START Records provided

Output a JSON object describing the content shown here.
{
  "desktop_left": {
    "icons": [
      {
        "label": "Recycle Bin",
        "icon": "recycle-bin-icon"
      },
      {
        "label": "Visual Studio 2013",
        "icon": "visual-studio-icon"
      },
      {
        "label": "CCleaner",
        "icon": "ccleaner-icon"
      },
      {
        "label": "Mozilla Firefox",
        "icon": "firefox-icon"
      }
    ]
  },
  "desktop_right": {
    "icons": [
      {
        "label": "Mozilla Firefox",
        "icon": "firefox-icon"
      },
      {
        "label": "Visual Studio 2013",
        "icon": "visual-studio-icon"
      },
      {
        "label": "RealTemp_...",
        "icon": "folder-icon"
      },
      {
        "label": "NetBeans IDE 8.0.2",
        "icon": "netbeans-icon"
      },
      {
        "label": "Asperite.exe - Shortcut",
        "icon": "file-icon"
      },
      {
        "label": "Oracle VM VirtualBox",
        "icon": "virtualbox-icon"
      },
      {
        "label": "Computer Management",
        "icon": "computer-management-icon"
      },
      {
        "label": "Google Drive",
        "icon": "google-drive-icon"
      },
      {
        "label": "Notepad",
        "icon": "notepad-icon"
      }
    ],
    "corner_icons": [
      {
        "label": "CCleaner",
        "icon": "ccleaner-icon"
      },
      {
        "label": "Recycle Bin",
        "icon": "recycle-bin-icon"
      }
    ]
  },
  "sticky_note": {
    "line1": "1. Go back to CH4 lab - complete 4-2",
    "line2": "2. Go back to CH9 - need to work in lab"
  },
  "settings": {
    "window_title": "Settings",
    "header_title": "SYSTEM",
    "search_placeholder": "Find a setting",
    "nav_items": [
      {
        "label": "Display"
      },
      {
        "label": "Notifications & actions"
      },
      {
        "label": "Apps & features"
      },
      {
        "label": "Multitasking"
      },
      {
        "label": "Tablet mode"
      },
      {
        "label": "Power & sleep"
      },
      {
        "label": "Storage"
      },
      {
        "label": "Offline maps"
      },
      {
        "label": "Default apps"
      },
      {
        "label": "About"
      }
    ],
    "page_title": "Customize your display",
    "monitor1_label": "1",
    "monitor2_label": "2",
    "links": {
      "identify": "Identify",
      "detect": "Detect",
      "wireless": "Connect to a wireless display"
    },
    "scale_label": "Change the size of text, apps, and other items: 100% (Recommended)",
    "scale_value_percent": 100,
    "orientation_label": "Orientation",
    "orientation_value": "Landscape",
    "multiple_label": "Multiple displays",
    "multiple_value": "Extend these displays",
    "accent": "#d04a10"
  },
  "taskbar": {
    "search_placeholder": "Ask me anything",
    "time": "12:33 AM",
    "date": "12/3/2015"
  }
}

END Records provided

# What is needed
Reproduce the listing in full. Keep it exactly as written.

# Exercise response
Output a JSON object describing the content shown here.
{
  "desktop_left": {
    "icons": [
      {
        "label": "Recycle Bin",
        "icon": "recycle-bin-icon"
      },
      {
        "label": "Visual Studio 2013",
        "icon": "visual-studio-icon"
      },
      {
        "label": "CCleaner",
        "icon": "ccleaner-icon"
      },
      {
        "label": "Mozilla Firefox",
        "icon": "firefox-icon"
      }
    ]
  },
  "desktop_right": {
    "icons": [
      {
        "label": "Mozilla Firefox",
        "icon": "firefox-icon"
      },
      {
        "label": "Visual Studio 2013",
        "icon": "visual-studio-icon"
      },
      {
        "label": "RealTemp_...",
        "icon": "folder-icon"
      },
      {
        "label": "NetBeans IDE 8.0.2",
        "icon": "netbeans-icon"
      },
      {
        "label": "Asperite.exe - Shortcut",
        "icon": "file-icon"
      },
      {
        "label": "Oracle VM VirtualBox",
        "icon": "virtualbox-icon"
      },
      {
        "label": "Computer Management",
        "icon": "computer-management-icon"
      },
      {
        "label": "Google Drive",
        "icon": "google-drive-icon"
      },
      {
        "label": "Notepad",
        "icon": "notepad-icon"
      }
    ],
    "corner_icons": [
      {
        "label": "CCleaner",
        "icon": "ccleaner-icon"
      },
      {
        "label": "Recycle Bin",
        "icon": "recycle-bin-icon"
      }
    ]
  },
  "sticky_note": {
    "line1": "1. Go back to CH4 lab - complete 4-2",
    "line2": "2. Go back to CH9 - need to work in lab"
  },
  "settings": {
    "window_title": "Settings",
    "header_title": "SYSTEM",
    "search_placeholder": "Find a setting",
    "nav_items": [
      {
        "label": "Display"
      },
      {
        "label": "Notifications & actions"
      },
      {
        "label": "Apps & features"
      },
      {
        "label": "Multitasking"
      },
      {
        "label": "Tablet mode"
      },
      {
        "label": "Power & sleep"
      },
      {
        "label": "Storage"
      },
      {
        "label": "Offline maps"
      },
      {
        "label": "Default apps"
      },
      {
        "label": "About"
      }
    ],
    "page_title": "Customize your display",
    "monitor1_label": "1",
    "monitor2_label": "2",
    "links": {
      "identify": "Identify",
      "detect": "Detect",
      "wireless": "Connect to a wireless display"
    },
    "scale_label": "Change the size of text, apps, and other items: 100% (Recommended)",
    "scale_value_percent": 100,
    "orientation_label": "Orientation",
    "orientation_value": "Landscape",
    "multiple_label": "Multiple displays",
    "multiple_value": "Extend these displays",
    "accent": "#d04a10"
  },
  "taskbar": {
    "search_placeholder": "Ask me anything",
    "time": "12:33 AM",
    "date": "12/3/2015"
  }
}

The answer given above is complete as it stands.